I loved the first season of THE LEFTOVERS, the HBO series about life three years after 2% of the world’s population disappears in a mysterious Rapture-like event. In my view an example of where the adaptation is better than the book, it perfectly captures loss and the madness humans might experience when confronted with a universal miracle that cannot be explained.
I waited for Season 2 to come to Google Play, but it never did. I ended up scanning the Season 2 summaries online and instead watched Season 3 when it came out. I felt Season 3 was a great wrap to the series but relied too heavily on LOST-like elements. The show was supposed to reveal how people try to find meaning in the inexplicable (and ultimately meaningless), but the inexplicable stuff kept coming and suggested a larger plan or rationale that in turn is never revealed. In that, I thought the show was trying to have it both ways, which messed with my enjoyment.
Somebody said I really, really needed to watch Season 2, and I ended up getting the DVDs from Amazon. HOLY CRAP.
It was amazing.

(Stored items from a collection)

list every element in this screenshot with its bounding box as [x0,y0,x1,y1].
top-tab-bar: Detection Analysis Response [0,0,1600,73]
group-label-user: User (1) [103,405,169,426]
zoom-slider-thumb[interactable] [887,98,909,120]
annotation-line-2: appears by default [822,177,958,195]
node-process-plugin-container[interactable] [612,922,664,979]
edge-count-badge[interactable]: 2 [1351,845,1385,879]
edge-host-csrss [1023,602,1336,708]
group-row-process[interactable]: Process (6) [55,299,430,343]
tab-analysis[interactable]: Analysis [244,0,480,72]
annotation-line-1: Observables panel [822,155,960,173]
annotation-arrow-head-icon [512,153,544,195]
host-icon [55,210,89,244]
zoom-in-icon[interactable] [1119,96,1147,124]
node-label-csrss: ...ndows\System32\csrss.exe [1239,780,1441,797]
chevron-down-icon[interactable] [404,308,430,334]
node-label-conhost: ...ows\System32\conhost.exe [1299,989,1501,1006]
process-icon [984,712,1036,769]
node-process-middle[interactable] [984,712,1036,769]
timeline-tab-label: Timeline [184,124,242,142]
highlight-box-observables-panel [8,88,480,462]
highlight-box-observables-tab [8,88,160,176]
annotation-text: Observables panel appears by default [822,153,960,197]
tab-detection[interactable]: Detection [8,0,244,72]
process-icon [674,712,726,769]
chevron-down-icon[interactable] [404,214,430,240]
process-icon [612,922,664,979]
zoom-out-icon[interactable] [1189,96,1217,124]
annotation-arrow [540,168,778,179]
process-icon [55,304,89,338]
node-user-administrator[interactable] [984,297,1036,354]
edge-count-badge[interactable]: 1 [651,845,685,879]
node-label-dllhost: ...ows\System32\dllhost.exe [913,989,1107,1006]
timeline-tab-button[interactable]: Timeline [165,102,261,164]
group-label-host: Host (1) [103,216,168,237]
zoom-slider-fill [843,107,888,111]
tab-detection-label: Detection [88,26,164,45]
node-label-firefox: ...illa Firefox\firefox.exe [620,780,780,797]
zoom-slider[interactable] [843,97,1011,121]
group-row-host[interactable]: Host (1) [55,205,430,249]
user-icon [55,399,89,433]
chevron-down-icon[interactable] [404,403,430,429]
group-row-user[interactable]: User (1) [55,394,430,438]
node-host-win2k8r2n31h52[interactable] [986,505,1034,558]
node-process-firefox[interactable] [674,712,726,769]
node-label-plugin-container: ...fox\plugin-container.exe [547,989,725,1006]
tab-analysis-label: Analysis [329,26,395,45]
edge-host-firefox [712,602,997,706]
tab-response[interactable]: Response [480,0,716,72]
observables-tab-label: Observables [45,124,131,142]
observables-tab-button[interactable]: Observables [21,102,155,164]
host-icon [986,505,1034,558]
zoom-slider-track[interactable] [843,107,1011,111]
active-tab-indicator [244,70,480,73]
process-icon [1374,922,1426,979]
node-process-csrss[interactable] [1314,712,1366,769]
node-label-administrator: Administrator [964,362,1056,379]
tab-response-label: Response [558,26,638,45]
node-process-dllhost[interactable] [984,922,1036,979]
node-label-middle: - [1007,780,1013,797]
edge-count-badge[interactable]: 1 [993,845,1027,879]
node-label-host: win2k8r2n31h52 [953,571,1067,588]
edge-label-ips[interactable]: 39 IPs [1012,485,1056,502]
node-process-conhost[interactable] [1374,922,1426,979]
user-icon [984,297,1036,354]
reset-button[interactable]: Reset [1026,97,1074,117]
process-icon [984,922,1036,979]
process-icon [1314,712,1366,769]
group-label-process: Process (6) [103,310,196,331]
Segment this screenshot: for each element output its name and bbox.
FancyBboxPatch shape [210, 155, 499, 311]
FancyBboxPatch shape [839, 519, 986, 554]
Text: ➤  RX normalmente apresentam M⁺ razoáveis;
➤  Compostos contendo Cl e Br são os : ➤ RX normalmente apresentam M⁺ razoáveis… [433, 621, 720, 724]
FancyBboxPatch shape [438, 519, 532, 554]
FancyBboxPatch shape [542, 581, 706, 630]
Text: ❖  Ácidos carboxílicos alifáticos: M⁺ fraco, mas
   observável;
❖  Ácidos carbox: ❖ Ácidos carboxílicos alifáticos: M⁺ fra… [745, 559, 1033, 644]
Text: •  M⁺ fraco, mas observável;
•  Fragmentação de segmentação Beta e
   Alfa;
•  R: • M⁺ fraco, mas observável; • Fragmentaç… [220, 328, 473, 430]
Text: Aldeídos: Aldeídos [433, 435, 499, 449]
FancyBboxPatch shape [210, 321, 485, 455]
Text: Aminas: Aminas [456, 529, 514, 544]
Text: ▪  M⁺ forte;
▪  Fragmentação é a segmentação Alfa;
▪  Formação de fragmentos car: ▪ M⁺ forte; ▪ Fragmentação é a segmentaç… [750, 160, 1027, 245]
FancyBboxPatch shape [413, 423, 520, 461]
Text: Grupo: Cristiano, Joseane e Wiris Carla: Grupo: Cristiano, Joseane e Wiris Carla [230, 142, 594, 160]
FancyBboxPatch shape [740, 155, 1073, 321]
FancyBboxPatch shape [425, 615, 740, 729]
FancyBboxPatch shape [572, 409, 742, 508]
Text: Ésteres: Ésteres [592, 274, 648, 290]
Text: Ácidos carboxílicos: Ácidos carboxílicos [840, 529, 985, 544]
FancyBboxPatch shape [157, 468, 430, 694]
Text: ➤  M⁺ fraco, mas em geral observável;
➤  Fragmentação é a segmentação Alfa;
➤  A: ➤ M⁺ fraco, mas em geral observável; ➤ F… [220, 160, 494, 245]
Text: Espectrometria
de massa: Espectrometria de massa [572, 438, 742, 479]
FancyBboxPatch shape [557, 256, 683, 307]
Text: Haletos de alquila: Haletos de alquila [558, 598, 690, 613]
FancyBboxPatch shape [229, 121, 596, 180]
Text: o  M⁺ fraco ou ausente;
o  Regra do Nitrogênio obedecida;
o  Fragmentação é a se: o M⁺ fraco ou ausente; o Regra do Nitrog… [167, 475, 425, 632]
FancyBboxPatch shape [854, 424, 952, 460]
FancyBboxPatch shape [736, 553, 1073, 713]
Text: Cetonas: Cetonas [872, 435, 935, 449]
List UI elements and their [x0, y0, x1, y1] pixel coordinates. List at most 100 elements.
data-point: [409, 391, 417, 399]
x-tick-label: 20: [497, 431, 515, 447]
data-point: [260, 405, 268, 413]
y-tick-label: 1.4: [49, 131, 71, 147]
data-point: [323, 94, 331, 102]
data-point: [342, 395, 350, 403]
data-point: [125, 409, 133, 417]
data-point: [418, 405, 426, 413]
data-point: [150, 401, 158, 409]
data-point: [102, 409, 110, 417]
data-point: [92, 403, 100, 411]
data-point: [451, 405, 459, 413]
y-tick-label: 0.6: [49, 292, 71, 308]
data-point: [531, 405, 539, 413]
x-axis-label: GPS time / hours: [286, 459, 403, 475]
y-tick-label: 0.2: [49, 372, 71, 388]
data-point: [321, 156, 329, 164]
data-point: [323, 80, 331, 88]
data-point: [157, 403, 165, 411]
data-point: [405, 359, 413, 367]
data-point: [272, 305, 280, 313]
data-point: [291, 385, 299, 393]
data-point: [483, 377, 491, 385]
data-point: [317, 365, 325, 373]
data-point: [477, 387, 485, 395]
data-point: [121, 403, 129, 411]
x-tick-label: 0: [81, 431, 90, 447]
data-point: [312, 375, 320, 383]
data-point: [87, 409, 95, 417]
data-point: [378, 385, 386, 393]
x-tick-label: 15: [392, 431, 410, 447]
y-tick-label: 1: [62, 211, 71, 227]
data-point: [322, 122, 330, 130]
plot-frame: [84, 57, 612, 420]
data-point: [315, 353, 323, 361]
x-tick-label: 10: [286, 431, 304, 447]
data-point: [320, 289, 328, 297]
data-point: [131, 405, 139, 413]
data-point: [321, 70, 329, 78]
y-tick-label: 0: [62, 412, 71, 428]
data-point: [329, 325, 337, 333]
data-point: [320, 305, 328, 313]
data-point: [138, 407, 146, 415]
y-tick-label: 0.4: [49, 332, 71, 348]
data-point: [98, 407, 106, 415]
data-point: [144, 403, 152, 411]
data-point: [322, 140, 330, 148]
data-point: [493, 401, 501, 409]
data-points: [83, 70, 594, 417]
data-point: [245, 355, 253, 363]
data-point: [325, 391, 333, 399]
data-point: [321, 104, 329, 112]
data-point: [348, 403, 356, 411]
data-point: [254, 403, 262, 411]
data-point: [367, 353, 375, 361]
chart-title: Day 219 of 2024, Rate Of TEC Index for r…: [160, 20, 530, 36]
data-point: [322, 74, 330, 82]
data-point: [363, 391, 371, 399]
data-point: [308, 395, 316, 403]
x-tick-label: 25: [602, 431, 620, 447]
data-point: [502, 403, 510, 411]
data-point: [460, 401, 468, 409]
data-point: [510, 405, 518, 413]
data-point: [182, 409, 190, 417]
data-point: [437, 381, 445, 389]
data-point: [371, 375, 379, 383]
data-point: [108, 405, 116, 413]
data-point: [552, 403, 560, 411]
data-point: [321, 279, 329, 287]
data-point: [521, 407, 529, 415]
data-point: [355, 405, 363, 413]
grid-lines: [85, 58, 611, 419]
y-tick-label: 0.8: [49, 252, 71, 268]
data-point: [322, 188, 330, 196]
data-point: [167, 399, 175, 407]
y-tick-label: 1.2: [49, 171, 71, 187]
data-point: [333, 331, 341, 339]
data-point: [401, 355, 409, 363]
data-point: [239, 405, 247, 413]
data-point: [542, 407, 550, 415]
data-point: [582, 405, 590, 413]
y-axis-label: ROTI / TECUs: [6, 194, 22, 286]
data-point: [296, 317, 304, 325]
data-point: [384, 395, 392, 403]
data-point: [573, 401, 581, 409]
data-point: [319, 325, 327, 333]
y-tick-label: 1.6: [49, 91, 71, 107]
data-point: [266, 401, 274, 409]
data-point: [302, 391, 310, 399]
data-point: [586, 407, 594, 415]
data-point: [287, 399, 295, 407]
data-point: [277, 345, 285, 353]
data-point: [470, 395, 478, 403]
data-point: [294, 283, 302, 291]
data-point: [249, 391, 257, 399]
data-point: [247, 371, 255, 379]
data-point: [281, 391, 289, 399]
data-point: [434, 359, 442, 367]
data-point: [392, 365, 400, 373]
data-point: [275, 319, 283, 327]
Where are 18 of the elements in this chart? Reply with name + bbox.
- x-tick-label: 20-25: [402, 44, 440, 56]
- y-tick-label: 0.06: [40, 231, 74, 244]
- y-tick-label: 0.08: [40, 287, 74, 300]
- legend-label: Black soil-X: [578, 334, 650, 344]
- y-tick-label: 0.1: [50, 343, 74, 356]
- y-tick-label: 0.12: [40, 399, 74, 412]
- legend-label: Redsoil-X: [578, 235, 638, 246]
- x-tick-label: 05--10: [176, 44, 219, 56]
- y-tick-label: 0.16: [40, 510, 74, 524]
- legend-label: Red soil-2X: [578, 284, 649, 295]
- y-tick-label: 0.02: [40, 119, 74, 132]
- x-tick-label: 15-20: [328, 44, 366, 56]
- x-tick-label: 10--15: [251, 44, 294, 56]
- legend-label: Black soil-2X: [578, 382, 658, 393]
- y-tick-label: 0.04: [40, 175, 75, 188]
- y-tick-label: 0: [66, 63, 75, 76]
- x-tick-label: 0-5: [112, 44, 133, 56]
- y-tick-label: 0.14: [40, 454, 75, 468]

§ ASSIGNED TASK
Reproduce word for word the part of the post about The Leftovers that begins with the words containing "I waited for" and ends with "with my enjoyment.".

§ FINAL ANSWER
I waited for Season 2 to come to Google Play, but it never did. I ended up scanning the Season 2 summaries online and instead watched Season 3 when it came out. I felt Season 3 was a great wrap to the series but relied too heavily on LOST-like elements. The show was supposed to reveal how people try to find meaning in the inexplicable (and ultimately meaningless), but the inexplicable stuff kept coming and suggested a larger plan or rationale that in turn is never revealed. In that, I thought the show was trying to have it both ways, which messed with my enjoyment.